Set down all of the data that follows word for word, without the images.

[Records from a collection of figures]
* Start *

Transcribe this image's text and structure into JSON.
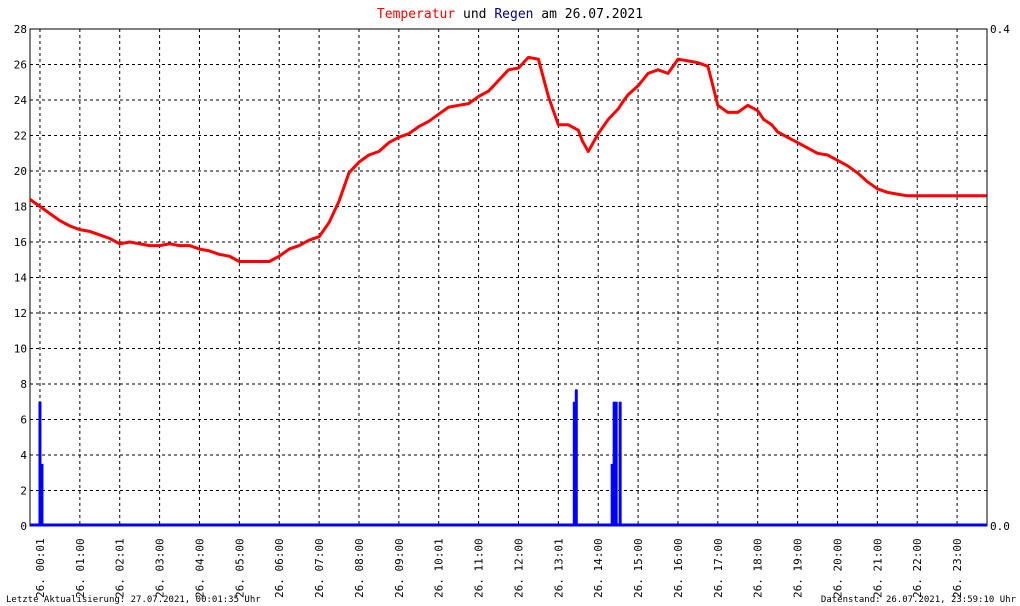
{
  "title": {
    "part1": "Temperatur",
    "part2": " und ",
    "part3": "Regen",
    "part4": " am 26.07.2021",
    "color_temp": "#ff0000",
    "color_rain": "#000080",
    "color_text": "#000000"
  },
  "footer": {
    "left": "Letzte Aktualisierung: 27.07.2021, 00:01:35 Uhr",
    "right": "Datenstand: 26.07.2021, 23:59:10 Uhr"
  },
  "chart_data": {
    "type": "line",
    "x_unit": "hours",
    "x_range": [
      0,
      24
    ],
    "y_left": {
      "range": [
        0,
        28
      ],
      "ticks": [
        0,
        2,
        4,
        6,
        8,
        10,
        12,
        14,
        16,
        18,
        20,
        22,
        24,
        26,
        28
      ]
    },
    "y_right": {
      "range": [
        0,
        0.4
      ],
      "tick_labels": [
        "0.0",
        "0.4"
      ]
    },
    "x_tick_labels": [
      "26. 00:01",
      "26. 01:00",
      "26. 02:01",
      "26. 03:00",
      "26. 04:00",
      "26. 05:00",
      "26. 06:00",
      "26. 07:00",
      "26. 08:00",
      "26. 09:00",
      "26. 10:01",
      "26. 11:00",
      "26. 12:00",
      "26. 13:01",
      "26. 14:00",
      "26. 15:00",
      "26. 16:00",
      "26. 17:00",
      "26. 18:00",
      "26. 19:00",
      "26. 20:00",
      "26. 21:00",
      "26. 22:00",
      "26. 23:00"
    ],
    "grid": true,
    "series": [
      {
        "color": "#ff0000",
        "axis": "left",
        "x": [
          0,
          0.25,
          0.5,
          0.75,
          1.0,
          1.25,
          1.5,
          1.75,
          2.0,
          2.25,
          2.5,
          2.75,
          3.0,
          3.25,
          3.5,
          3.75,
          4.0,
          4.25,
          4.5,
          4.75,
          5.0,
          5.25,
          5.5,
          5.75,
          6.0,
          6.25,
          6.5,
          6.75,
          7.0,
          7.25,
          7.5,
          7.75,
          8.0,
          8.25,
          8.5,
          8.75,
          9.0,
          9.25,
          9.5,
          9.75,
          10.0,
          10.25,
          10.5,
          10.75,
          11.0,
          11.25,
          11.5,
          11.75,
          12.0,
          12.25,
          12.5,
          12.75,
          13.0,
          13.25,
          13.5,
          13.75,
          13.85,
          14.0,
          14.25,
          14.5,
          14.75,
          14.9,
          15.0,
          15.25,
          15.5,
          15.75,
          16.0,
          16.25,
          16.5,
          16.75,
          17.0,
          17.25,
          17.5,
          17.75,
          18.0,
          18.25,
          18.4,
          18.6,
          18.75,
          19.0,
          19.25,
          19.5,
          19.75,
          20.0,
          20.25,
          20.5,
          20.75,
          21.0,
          21.25,
          21.5,
          21.75,
          22.0,
          22.25,
          22.5,
          22.75,
          23.0,
          23.25,
          23.5,
          23.75,
          23.99
        ],
        "values": [
          18.4,
          18.0,
          17.6,
          17.2,
          16.9,
          16.7,
          16.6,
          16.4,
          16.2,
          15.9,
          16.0,
          15.9,
          15.8,
          15.8,
          15.9,
          15.8,
          15.8,
          15.6,
          15.5,
          15.3,
          15.2,
          14.9,
          14.9,
          14.9,
          14.9,
          15.2,
          15.6,
          15.8,
          16.1,
          16.3,
          17.1,
          18.3,
          19.9,
          20.5,
          20.9,
          21.1,
          21.6,
          21.9,
          22.1,
          22.5,
          22.8,
          23.2,
          23.6,
          23.7,
          23.8,
          24.2,
          24.5,
          25.1,
          25.7,
          25.8,
          26.4,
          26.3,
          24.2,
          22.6,
          22.6,
          22.3,
          21.7,
          21.1,
          22.1,
          22.9,
          23.5,
          24.0,
          24.3,
          24.8,
          25.5,
          25.7,
          25.5,
          26.3,
          26.2,
          26.1,
          25.9,
          23.7,
          23.3,
          23.3,
          23.7,
          23.4,
          22.9,
          22.6,
          22.2,
          21.9,
          21.6,
          21.3,
          21.0,
          20.9,
          20.6,
          20.3,
          19.9,
          19.4,
          19.0,
          18.8,
          18.7,
          18.6,
          18.6,
          18.6,
          18.6,
          18.6,
          18.6,
          18.6,
          18.6,
          18.6
        ]
      },
      {
        "color": "#0000ff",
        "axis": "right",
        "x": [
          0.25,
          0.3,
          13.65,
          13.7,
          14.6,
          14.65,
          14.7,
          14.8
        ],
        "values": [
          0.1,
          0.05,
          0.1,
          0.11,
          0.05,
          0.1,
          0.1,
          0.1
        ]
      }
    ]
  }
}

* End *

== PROBLEM SOLUTION ==
Transcribe this image's text and structure into JSON.
{
  "title": {
    "part1": "Temperatur",
    "part2": " und ",
    "part3": "Regen",
    "part4": " am 26.07.2021",
    "color_temp": "#ff0000",
    "color_rain": "#000080",
    "color_text": "#000000"
  },
  "footer": {
    "left": "Letzte Aktualisierung: 27.07.2021, 00:01:35 Uhr",
    "right": "Datenstand: 26.07.2021, 23:59:10 Uhr"
  },
  "chart_data": {
    "type": "line",
    "x_unit": "hours",
    "x_range": [
      0,
      24
    ],
    "y_left": {
      "range": [
        0,
        28
      ],
      "ticks": [
        0,
        2,
        4,
        6,
        8,
        10,
        12,
        14,
        16,
        18,
        20,
        22,
        24,
        26,
        28
      ]
    },
    "y_right": {
      "range": [
        0,
        0.4
      ],
      "tick_labels": [
        "0.0",
        "0.4"
      ]
    },
    "x_tick_labels": [
      "26. 00:01",
      "26. 01:00",
      "26. 02:01",
      "26. 03:00",
      "26. 04:00",
      "26. 05:00",
      "26. 06:00",
      "26. 07:00",
      "26. 08:00",
      "26. 09:00",
      "26. 10:01",
      "26. 11:00",
      "26. 12:00",
      "26. 13:01",
      "26. 14:00",
      "26. 15:00",
      "26. 16:00",
      "26. 17:00",
      "26. 18:00",
      "26. 19:00",
      "26. 20:00",
      "26. 21:00",
      "26. 22:00",
      "26. 23:00"
    ],
    "grid": true,
    "series": [
      {
        "color": "#ff0000",
        "axis": "left",
        "x": [
          0,
          0.25,
          0.5,
          0.75,
          1.0,
          1.25,
          1.5,
          1.75,
          2.0,
          2.25,
          2.5,
          2.75,
          3.0,
          3.25,
          3.5,
          3.75,
          4.0,
          4.25,
          4.5,
          4.75,
          5.0,
          5.25,
          5.5,
          5.75,
          6.0,
          6.25,
          6.5,
          6.75,
          7.0,
          7.25,
          7.5,
          7.75,
          8.0,
          8.25,
          8.5,
          8.75,
          9.0,
          9.25,
          9.5,
          9.75,
          10.0,
          10.25,
          10.5,
          10.75,
          11.0,
          11.25,
          11.5,
          11.75,
          12.0,
          12.25,
          12.5,
          12.75,
          13.0,
          13.25,
          13.5,
          13.75,
          13.85,
          14.0,
          14.25,
          14.5,
          14.75,
          14.9,
          15.0,
          15.25,
          15.5,
          15.75,
          16.0,
          16.25,
          16.5,
          16.75,
          17.0,
          17.25,
          17.5,
          17.75,
          18.0,
          18.25,
          18.4,
          18.6,
          18.75,
          19.0,
          19.25,
          19.5,
          19.75,
          20.0,
          20.25,
          20.5,
          20.75,
          21.0,
          21.25,
          21.5,
          21.75,
          22.0,
          22.25,
          22.5,
          22.75,
          23.0,
          23.25,
          23.5,
          23.75,
          23.99
        ],
        "values": [
          18.4,
          18.0,
          17.6,
          17.2,
          16.9,
          16.7,
          16.6,
          16.4,
          16.2,
          15.9,
          16.0,
          15.9,
          15.8,
          15.8,
          15.9,
          15.8,
          15.8,
          15.6,
          15.5,
          15.3,
          15.2,
          14.9,
          14.9,
          14.9,
          14.9,
          15.2,
          15.6,
          15.8,
          16.1,
          16.3,
          17.1,
          18.3,
          19.9,
          20.5,
          20.9,
          21.1,
          21.6,
          21.9,
          22.1,
          22.5,
          22.8,
          23.2,
          23.6,
          23.7,
          23.8,
          24.2,
          24.5,
          25.1,
          25.7,
          25.8,
          26.4,
          26.3,
          24.2,
          22.6,
          22.6,
          22.3,
          21.7,
          21.1,
          22.1,
          22.9,
          23.5,
          24.0,
          24.3,
          24.8,
          25.5,
          25.7,
          25.5,
          26.3,
          26.2,
          26.1,
          25.9,
          23.7,
          23.3,
          23.3,
          23.7,
          23.4,
          22.9,
          22.6,
          22.2,
          21.9,
          21.6,
          21.3,
          21.0,
          20.9,
          20.6,
          20.3,
          19.9,
          19.4,
          19.0,
          18.8,
          18.7,
          18.6,
          18.6,
          18.6,
          18.6,
          18.6,
          18.6,
          18.6,
          18.6,
          18.6
        ]
      },
      {
        "color": "#0000ff",
        "axis": "right",
        "x": [
          0.25,
          0.3,
          13.65,
          13.7,
          14.6,
          14.65,
          14.7,
          14.8
        ],
        "values": [
          0.1,
          0.05,
          0.1,
          0.11,
          0.05,
          0.1,
          0.1,
          0.1
        ]
      }
    ]
  }
}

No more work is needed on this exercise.